Saved data entries:
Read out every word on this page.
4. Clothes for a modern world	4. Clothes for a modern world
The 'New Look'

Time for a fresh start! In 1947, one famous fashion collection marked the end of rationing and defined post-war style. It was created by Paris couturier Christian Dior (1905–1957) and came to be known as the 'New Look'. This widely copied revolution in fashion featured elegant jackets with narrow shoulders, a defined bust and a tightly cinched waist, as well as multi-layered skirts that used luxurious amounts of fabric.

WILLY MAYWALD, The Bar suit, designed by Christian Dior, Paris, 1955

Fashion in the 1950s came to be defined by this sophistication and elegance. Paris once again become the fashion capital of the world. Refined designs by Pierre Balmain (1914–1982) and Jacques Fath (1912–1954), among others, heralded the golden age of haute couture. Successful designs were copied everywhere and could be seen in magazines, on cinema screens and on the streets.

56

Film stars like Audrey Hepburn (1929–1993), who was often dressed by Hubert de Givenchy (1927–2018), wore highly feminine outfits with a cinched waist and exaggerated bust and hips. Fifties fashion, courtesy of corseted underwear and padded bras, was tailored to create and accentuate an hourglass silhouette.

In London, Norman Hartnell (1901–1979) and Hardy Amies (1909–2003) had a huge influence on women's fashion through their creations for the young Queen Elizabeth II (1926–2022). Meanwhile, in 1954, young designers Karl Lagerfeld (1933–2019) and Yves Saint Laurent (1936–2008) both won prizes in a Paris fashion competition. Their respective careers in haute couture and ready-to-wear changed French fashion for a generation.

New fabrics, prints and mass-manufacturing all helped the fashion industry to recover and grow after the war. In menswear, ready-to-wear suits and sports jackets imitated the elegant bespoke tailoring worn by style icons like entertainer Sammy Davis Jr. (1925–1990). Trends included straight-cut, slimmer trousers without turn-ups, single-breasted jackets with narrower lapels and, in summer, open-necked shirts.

Stated exercise:
Pick out every line of the listing containing the word "like", and show those lines.

Answer for the task:
Film stars like Audrey Hepburn (1929–1993), who was often dressed by Hubert de Givenchy (1927–2018), wore highly feminine outfits with a cinched waist and exaggerated bust and hips. Fifties fashion, courtesy of corseted underwear and padded bras, was tailored to create and accentuate an hourglass silhouette.
New fabrics, prints and mass-manufacturing all helped the fashion industry to recover and grow after the war. In menswear, ready-to-wear suits and sports jackets imitated the elegant bespoke tailoring worn by style icons like entertainer Sammy Davis Jr. (1925–1990). Trends included straight-cut, slimmer trousers without turn-ups, single-breasted jackets with narrower lapels and, in summer, open-necked shirts.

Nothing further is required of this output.